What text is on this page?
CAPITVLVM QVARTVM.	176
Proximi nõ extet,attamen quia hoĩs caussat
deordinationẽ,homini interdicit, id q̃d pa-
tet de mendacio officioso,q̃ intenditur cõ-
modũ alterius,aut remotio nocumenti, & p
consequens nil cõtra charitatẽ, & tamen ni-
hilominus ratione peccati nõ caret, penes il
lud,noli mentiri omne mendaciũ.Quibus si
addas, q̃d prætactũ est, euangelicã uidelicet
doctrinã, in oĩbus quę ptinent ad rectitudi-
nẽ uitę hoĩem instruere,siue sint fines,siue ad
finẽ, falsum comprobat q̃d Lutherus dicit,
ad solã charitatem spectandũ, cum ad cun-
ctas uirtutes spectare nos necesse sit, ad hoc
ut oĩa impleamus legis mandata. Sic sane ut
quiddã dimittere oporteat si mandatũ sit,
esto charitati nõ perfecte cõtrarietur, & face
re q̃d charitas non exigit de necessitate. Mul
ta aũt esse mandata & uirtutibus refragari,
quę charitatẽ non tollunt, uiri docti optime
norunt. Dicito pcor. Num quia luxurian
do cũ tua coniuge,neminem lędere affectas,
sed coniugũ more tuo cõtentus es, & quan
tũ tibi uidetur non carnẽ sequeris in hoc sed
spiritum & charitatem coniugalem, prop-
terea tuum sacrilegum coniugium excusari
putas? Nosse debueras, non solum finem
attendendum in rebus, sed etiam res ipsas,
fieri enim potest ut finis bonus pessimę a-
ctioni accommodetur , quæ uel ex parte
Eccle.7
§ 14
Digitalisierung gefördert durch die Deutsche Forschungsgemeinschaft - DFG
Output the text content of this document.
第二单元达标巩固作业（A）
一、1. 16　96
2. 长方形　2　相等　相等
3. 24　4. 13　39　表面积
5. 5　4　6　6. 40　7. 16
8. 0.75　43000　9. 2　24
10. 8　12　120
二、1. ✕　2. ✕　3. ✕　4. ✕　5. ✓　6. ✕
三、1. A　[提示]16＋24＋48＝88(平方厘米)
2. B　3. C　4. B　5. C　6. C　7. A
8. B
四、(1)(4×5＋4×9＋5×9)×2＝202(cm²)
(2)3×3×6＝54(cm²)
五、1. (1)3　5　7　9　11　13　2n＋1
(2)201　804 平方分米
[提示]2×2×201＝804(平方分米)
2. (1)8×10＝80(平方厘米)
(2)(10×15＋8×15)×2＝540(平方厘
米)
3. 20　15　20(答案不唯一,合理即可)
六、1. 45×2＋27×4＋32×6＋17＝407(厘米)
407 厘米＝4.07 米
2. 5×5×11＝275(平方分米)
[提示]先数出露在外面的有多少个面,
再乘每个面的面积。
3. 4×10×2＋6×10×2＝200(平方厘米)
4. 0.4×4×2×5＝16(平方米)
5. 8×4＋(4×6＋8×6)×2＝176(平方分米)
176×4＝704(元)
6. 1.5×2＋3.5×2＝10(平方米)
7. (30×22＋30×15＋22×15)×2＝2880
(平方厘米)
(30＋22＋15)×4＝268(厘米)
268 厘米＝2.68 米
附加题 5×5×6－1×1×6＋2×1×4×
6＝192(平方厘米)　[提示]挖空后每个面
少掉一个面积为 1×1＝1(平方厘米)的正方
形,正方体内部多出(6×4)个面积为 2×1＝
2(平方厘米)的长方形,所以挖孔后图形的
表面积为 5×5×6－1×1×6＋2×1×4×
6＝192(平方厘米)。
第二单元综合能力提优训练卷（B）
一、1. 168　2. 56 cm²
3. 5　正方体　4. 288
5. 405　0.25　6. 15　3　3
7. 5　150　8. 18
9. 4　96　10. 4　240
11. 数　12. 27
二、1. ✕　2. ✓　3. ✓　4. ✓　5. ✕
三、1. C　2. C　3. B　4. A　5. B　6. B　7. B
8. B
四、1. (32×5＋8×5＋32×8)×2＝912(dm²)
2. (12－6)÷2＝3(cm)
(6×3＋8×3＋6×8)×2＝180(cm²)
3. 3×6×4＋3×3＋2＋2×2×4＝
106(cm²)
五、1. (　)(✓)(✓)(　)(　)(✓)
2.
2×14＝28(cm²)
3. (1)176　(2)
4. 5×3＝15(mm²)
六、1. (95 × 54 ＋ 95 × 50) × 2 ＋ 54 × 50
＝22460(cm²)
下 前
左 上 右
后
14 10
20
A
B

TASK GOAL |
Using the listing above, list every line in which the string "quia" occurs.

REPLY |
Proximi nõ extet,attamen quia hoĩs caussat
norunt. Dicito pcor. Num quia luxurian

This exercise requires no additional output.